* **THE DATA**:
-- -- --

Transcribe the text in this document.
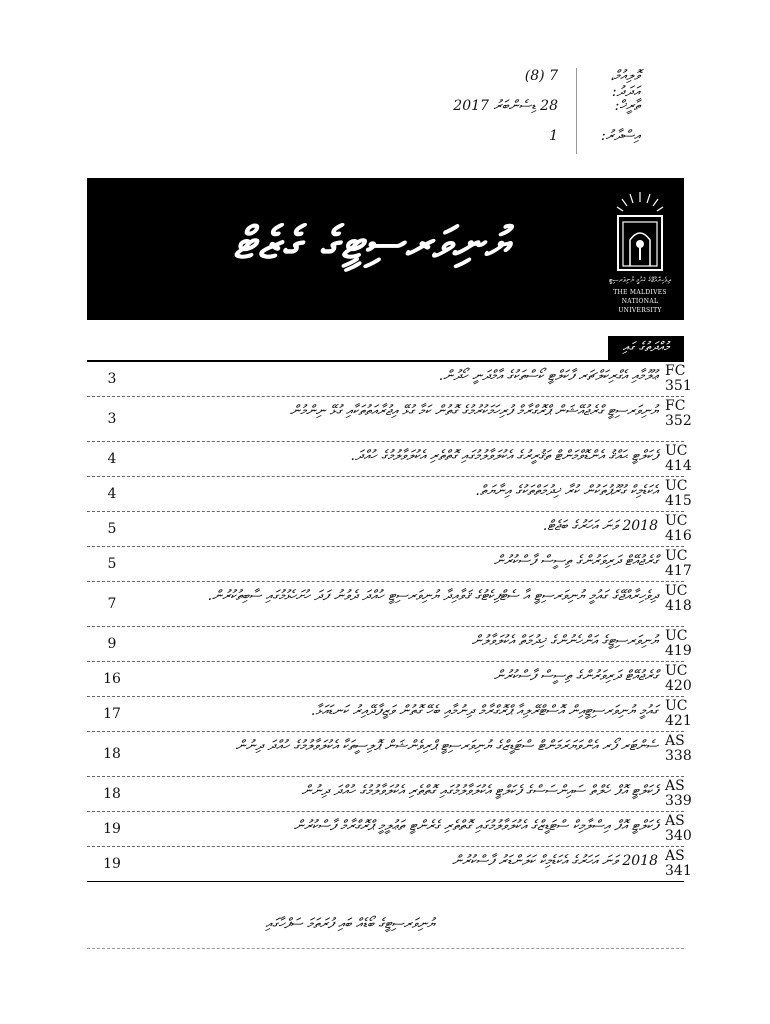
ވޮލިއުމް، އަދަދު:
7 (8)
ތާރީޚް:
28 ޑިސެންބަރު 2017
އިސްދާރު:
1
ޔުނިވަރސިޓީގެ ގެޒެޓް
ދިވެހިރާއްޖޭގެ ޤައުމީ ޔުނިވަރސިޓީ
THE MALDIVES NATIONAL
UNIVERSITY
މުއްދަތުގެ ގައި
FC
351
ޢުލޫމާއި އެގްރިކަލްޗަރ ފާކަލްޓީ ކޯސްތަކުގެ އާމްދަނީ ހޯދުން.
3
FC
352
ޔުނިވަރސިޓީ ގްރެޖުއޭޝަން ޕްރޮގްރާމް ފުރިހަމަކުރުމުގެ ގޮތުން ކަމާ ގުޅޭ އިޖުރާއަތުތަކާއި ގުޅޭ ނިންމުން
3
UC
414
ފެކަލްޓީ ޙައްޤު އެންޑޮވްމަންޓް ތަޤުރީރުގެ އެކުލަވާލުމުގައި ގޮތްތެރި އެކުލަވާލުމުގެ ހުއްދަ.
4
UC
415
އެކަޑެމިކް ގުރޫޕުތަކުން ކުރާ ޚިދުމަތްތަކުގެ އިނާޔަތް.
4
UC
416
2018 ވަނަ އަހަރުގެ ބަޖެޓް.
5
UC
417
ގްރެޖުއޭޓް ދަރިވަރުންގެ ތިސީސް ފާސްކުރުން
5
UC
418
ދިވެހިރާއްޖޭގެ ގައުމީ ޔުނިވަރސިޓީ އާ ސެޓްފިކެޓުގެ ޤަވާއިދާ ޔުނިވަރސިޓީ ހުއްދަ ދެވުނު ފަދަ ހުށަހެޅުމުގައި ސާބިތުކުރުން.
7
UC
419
ޔުނިވަރސިޓީގެ އަންހެނުންގެ ޚިދުމަތް އެކުލަވާލުން
9
UC
420
ގްރެޖުއޭޓް ދަރިވަރުންގެ ތިސީސް ފާސްކުރުން
16
UC
421
ގައުމީ ޔުނިވަރސިޓީއިން އޮސްޓްރޭލިއާ ޕްރޮގްރާމް ދިނުމާއި ބެހޭ ގޮތުން ވަޒީފާދޭއިރު ކަނޑައަޅާ.
17
AS
338
ސެންޓަރ ފޯރ އެންވަޔަރަމަންޓް ސްޓަޑީޒްގެ ޔުނިވަރސިޓީ ޕްރިވެންޝަން ޕޮލިސީތަކާ އެކުލަވާލުމުގެ ހުއްދަ ދިނުން
18
AS
339
ފެކަލްޓީ އޮފް ހެލްތް ސައިންސަސްގެ ފެކަލްޓީ އެކުލަވާލުމުގައި ގޮތްތެރި އެކުލަވާލުމުގެ ހުއްދަ ދިނުން
18
AS
340
ފެކަލްޓީ އޮފް އިސްލާމިކް ސްޓަޑީޒްގެ އެކުލަވާލުމުގައި ގޮތްތެރި ގެރެންޓީ ތަޢުލީމީ ޕްރޮގްރާމް ފާސްކުރުން
19
AS
341
2018 ވަނަ އަހަރުގެ އެކަޑެމިކް ކަލަންޑަރު ފާސްކުރުން
19
ޔުނިވަރސިޓީގެ ބޯޑެއް ބައި ފުރަތަމަ ސަފްހާގައި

-- -- --

* **JOB**:
Omitting all images, print the listing exactly.

* **FINAL RESULT**:
Transcribe the text in this document.
ވޮލިއުމް، އަދަދު:
7 (8)
ތާރީޚް:
28 ޑިސެންބަރު 2017
އިސްދާރު:
1
ޔުނިވަރސިޓީގެ ގެޒެޓް
ދިވެހިރާއްޖޭގެ ޤައުމީ ޔުނިވަރސިޓީ
THE MALDIVES NATIONAL
UNIVERSITY
މުއްދަތުގެ ގައި
FC
351
ޢުލޫމާއި އެގްރިކަލްޗަރ ފާކަލްޓީ ކޯސްތަކުގެ އާމްދަނީ ހޯދުން.
3
FC
352
ޔުނިވަރސިޓީ ގްރެޖުއޭޝަން ޕްރޮގްރާމް ފުރިހަމަކުރުމުގެ ގޮތުން ކަމާ ގުޅޭ އިޖުރާއަތުތަކާއި ގުޅޭ ނިންމުން
3
UC
414
ފެކަލްޓީ ޙައްޤު އެންޑޮވްމަންޓް ތަޤުރީރުގެ އެކުލަވާލުމުގައި ގޮތްތެރި އެކުލަވާލުމުގެ ހުއްދަ.
4
UC
415
އެކަޑެމިކް ގުރޫޕުތަކުން ކުރާ ޚިދުމަތްތަކުގެ އިނާޔަތް.
4
UC
416
2018 ވަނަ އަހަރުގެ ބަޖެޓް.
5
UC
417
ގްރެޖުއޭޓް ދަރިވަރުންގެ ތިސީސް ފާސްކުރުން
5
UC
418
ދިވެހިރާއްޖޭގެ ގައުމީ ޔުނިވަރސިޓީ އާ ސެޓްފިކެޓުގެ ޤަވާއިދާ ޔުނިވަރސިޓީ ހުއްދަ ދެވުނު ފަދަ ހުށަހެޅުމުގައި ސާބިތުކުރުން.
7
UC
419
ޔުނިވަރސިޓީގެ އަންހެނުންގެ ޚިދުމަތް އެކުލަވާލުން
9
UC
420
ގްރެޖުއޭޓް ދަރިވަރުންގެ ތިސީސް ފާސްކުރުން
16
UC
421
ގައުމީ ޔުނިވަރސިޓީއިން އޮސްޓްރޭލިއާ ޕްރޮގްރާމް ދިނުމާއި ބެހޭ ގޮތުން ވަޒީފާދޭއިރު ކަނޑައަޅާ.
17
AS
338
ސެންޓަރ ފޯރ އެންވަޔަރަމަންޓް ސްޓަޑީޒްގެ ޔުނިވަރސިޓީ ޕްރިވެންޝަން ޕޮލިސީތަކާ އެކުލަވާލުމުގެ ހުއްދަ ދިނުން
18
AS
339
ފެކަލްޓީ އޮފް ހެލްތް ސައިންސަސްގެ ފެކަލްޓީ އެކުލަވާލުމުގައި ގޮތްތެރި އެކުލަވާލުމުގެ ހުއްދަ ދިނުން
18
AS
340
ފެކަލްޓީ އޮފް އިސްލާމިކް ސްޓަޑީޒްގެ އެކުލަވާލުމުގައި ގޮތްތެރި ގެރެންޓީ ތަޢުލީމީ ޕްރޮގްރާމް ފާސްކުރުން
19
AS
341
2018 ވަނަ އަހަރުގެ އެކަޑެމިކް ކަލަންޑަރު ފާސްކުރުން
19
ޔުނިވަރސިޓީގެ ބޯޑެއް ބައި ފުރަތަމަ ސަފްހާގައި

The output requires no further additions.